Each entry must be given again exactly; images do not belong in the copy.

(Part of a data file)

------------------------------

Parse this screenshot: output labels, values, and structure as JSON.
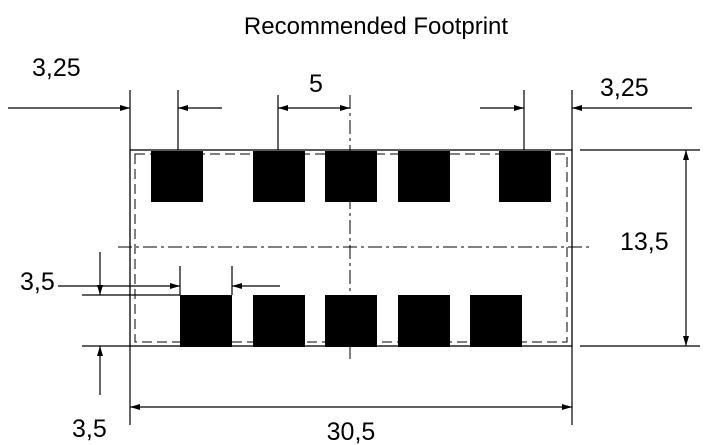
{
  "title": "Recommended Footprint",
  "dimensions": {
    "left_offset": "3,25",
    "pitch": "5",
    "right_offset": "3,25",
    "height": "13,5",
    "pad_size_row": "3,5",
    "pad_size_col": "3,5",
    "width": "30,5"
  },
  "pads": {
    "top_row_count": 5,
    "bottom_row_count": 5
  },
  "colors": {
    "pad": "#000000",
    "line": "#000000",
    "background": "#ffffff"
  }
}
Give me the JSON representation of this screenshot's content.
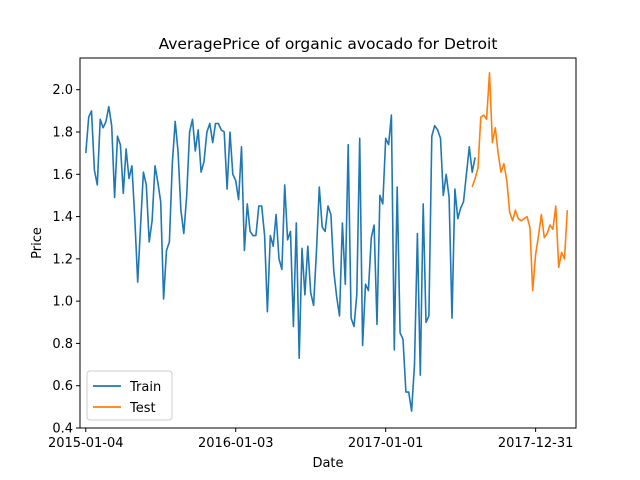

------------------------------

Full output
Parse this screenshot: output labels, values, and structure as JSON.
{
  "title": "Recommended Footprint",
  "dimensions": {
    "left_offset": "3,25",
    "pitch": "5",
    "right_offset": "3,25",
    "height": "13,5",
    "pad_size_row": "3,5",
    "pad_size_col": "3,5",
    "width": "30,5"
  },
  "pads": {
    "top_row_count": 5,
    "bottom_row_count": 5
  },
  "colors": {
    "pad": "#000000",
    "line": "#000000",
    "background": "#ffffff"
  }
}
Give me the JSON representation of this screenshot's content.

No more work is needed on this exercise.